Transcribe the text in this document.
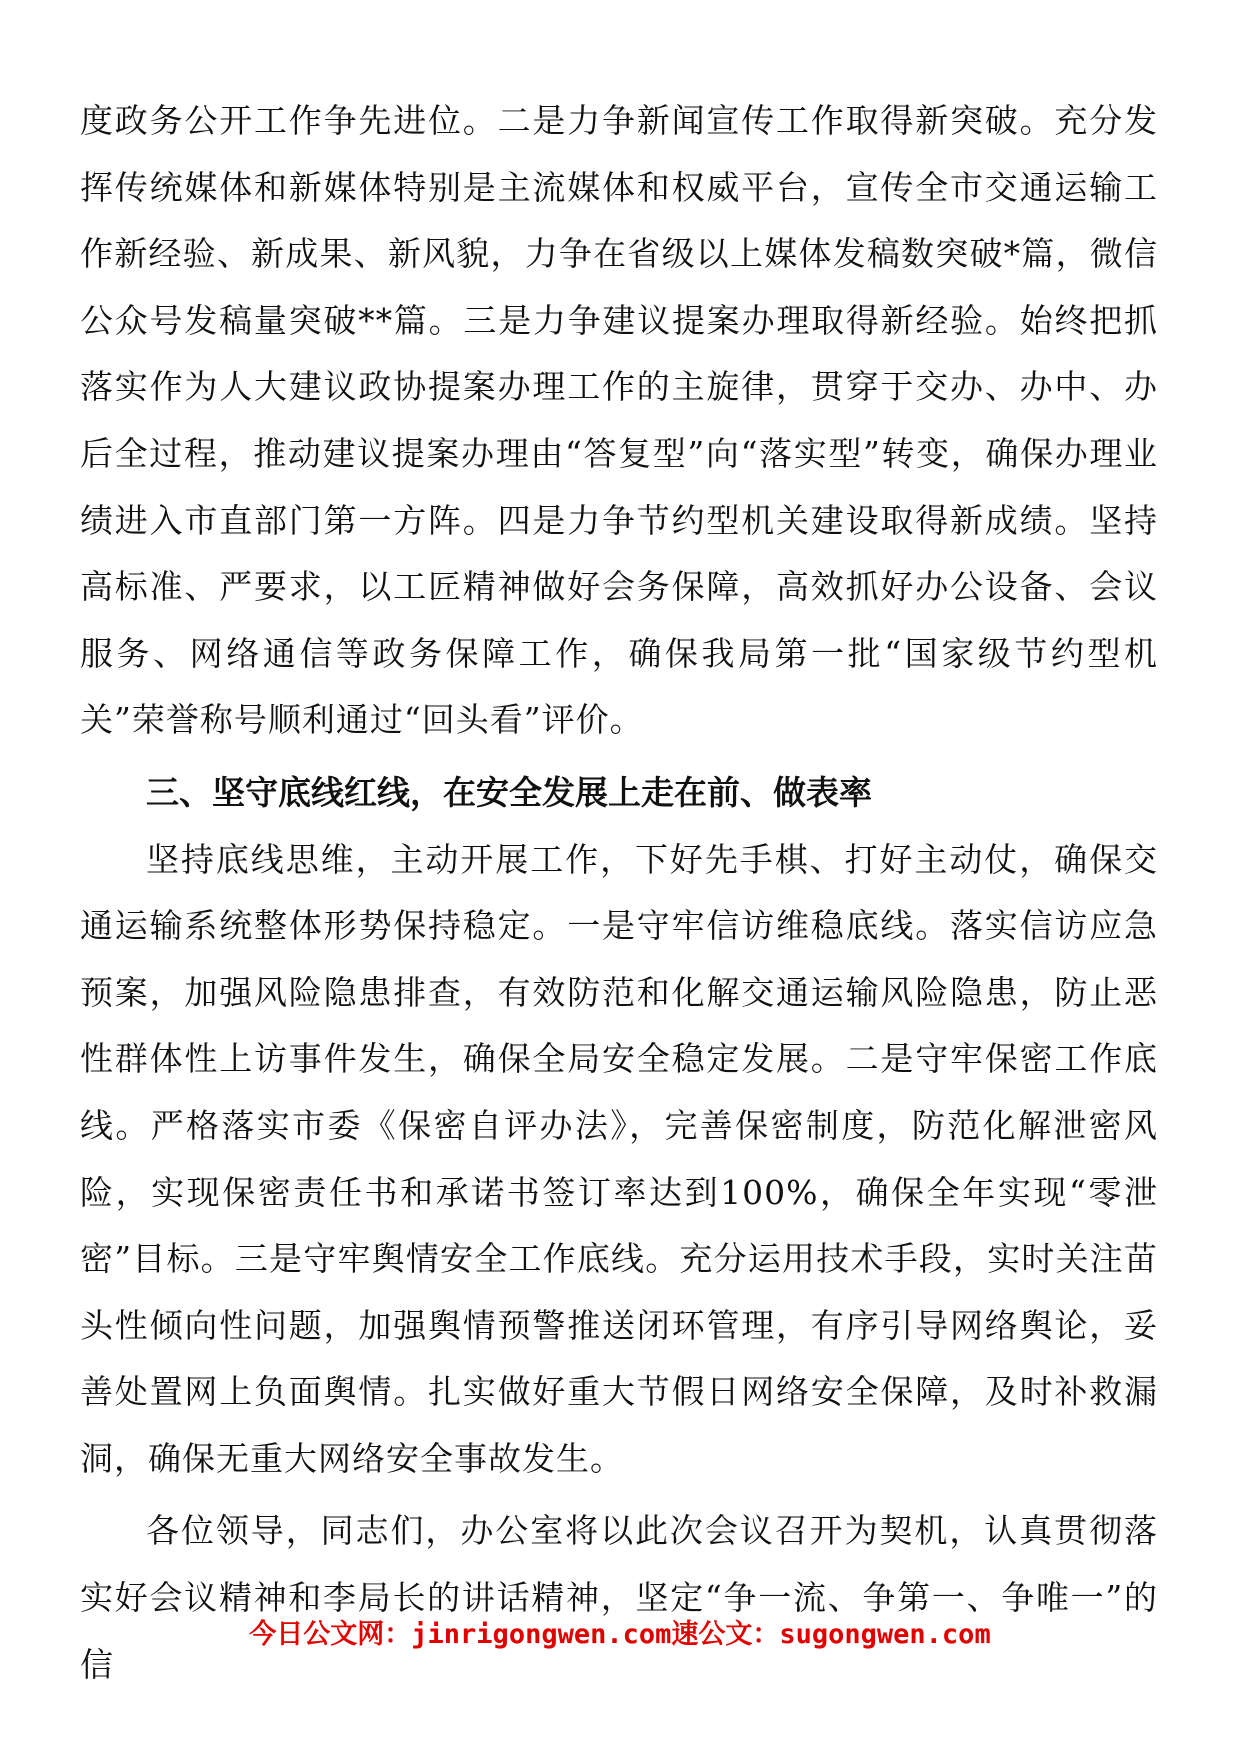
度政务公开工作争先进位。二是力争新闻宣传工作取得新突破。充分发挥传统媒体和新媒体特别是主流媒体和权威平台，宣传全市交通运输工作新经验、新成果、新风貌，力争在省级以上媒体发稿数突破*篇，微信公众号发稿量突破**篇。三是力争建议提案办理取得新经验。始终把抓落实作为人大建议政协提案办理工作的主旋律，贯穿于交办、办中、办后全过程，推动建议提案办理由“答复型”向“落实型”转变，确保办理业绩进入市直部门第一方阵。四是力争节约型机关建设取得新成绩。坚持高标准、严要求，以工匠精神做好会务保障，高效抓好办公设备、会议服务、网络通信等政务保障工作，确保我局第一批“国家级节约型机关”荣誉称号顺利通过“回头看”评价。

三、坚守底线红线，在安全发展上走在前、做表率

坚持底线思维，主动开展工作，下好先手棋、打好主动仗，确保交通运输系统整体形势保持稳定。一是守牢信访维稳底线。落实信访应急预案，加强风险隐患排查，有效防范和化解交通运输风险隐患，防止恶性群体性上访事件发生，确保全局安全稳定发展。二是守牢保密工作底线。严格落实市委《保密自评办法》，完善保密制度，防范化解泄密风险，实现保密责任书和承诺书签订率达到100%，确保全年实现“零泄密”目标。三是守牢舆情安全工作底线。充分运用技术手段，实时关注苗头性倾向性问题，加强舆情预警推送闭环管理，有序引导网络舆论，妥善处置网上负面舆情。扎实做好重大节假日网络安全保障，及时补救漏洞，确保无重大网络安全事故发生。

各位领导，同志们，办公室将以此次会议召开为契机，认真贯彻落实好会议精神和李局长的讲话精神，坚定“争一流、争第一、争唯一”的信

今日公文网：jinrigongwen.com速公文：sugongwen.com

:::::

Aim
The material above must be printed exactly, with its pictures left out.

Solution below
Transcribe the text in this document.
度政务公开工作争先进位。二是力争新闻宣传工作取得新突破。充分发挥传统媒体和新媒体特别是主流媒体和权威平台，宣传全市交通运输工作新经验、新成果、新风貌，力争在省级以上媒体发稿数突破*篇，微信公众号发稿量突破**篇。三是力争建议提案办理取得新经验。始终把抓落实作为人大建议政协提案办理工作的主旋律，贯穿于交办、办中、办后全过程，推动建议提案办理由“答复型”向“落实型”转变，确保办理业绩进入市直部门第一方阵。四是力争节约型机关建设取得新成绩。坚持高标准、严要求，以工匠精神做好会务保障，高效抓好办公设备、会议服务、网络通信等政务保障工作，确保我局第一批“国家级节约型机关”荣誉称号顺利通过“回头看”评价。

三、坚守底线红线，在安全发展上走在前、做表率

坚持底线思维，主动开展工作，下好先手棋、打好主动仗，确保交通运输系统整体形势保持稳定。一是守牢信访维稳底线。落实信访应急预案，加强风险隐患排查，有效防范和化解交通运输风险隐患，防止恶性群体性上访事件发生，确保全局安全稳定发展。二是守牢保密工作底线。严格落实市委《保密自评办法》，完善保密制度，防范化解泄密风险，实现保密责任书和承诺书签订率达到100%，确保全年实现“零泄密”目标。三是守牢舆情安全工作底线。充分运用技术手段，实时关注苗头性倾向性问题，加强舆情预警推送闭环管理，有序引导网络舆论，妥善处置网上负面舆情。扎实做好重大节假日网络安全保障，及时补救漏洞，确保无重大网络安全事故发生。

各位领导，同志们，办公室将以此次会议召开为契机，认真贯彻落实好会议精神和李局长的讲话精神，坚定“争一流、争第一、争唯一”的信

今日公文网：jinrigongwen.com速公文：sugongwen.com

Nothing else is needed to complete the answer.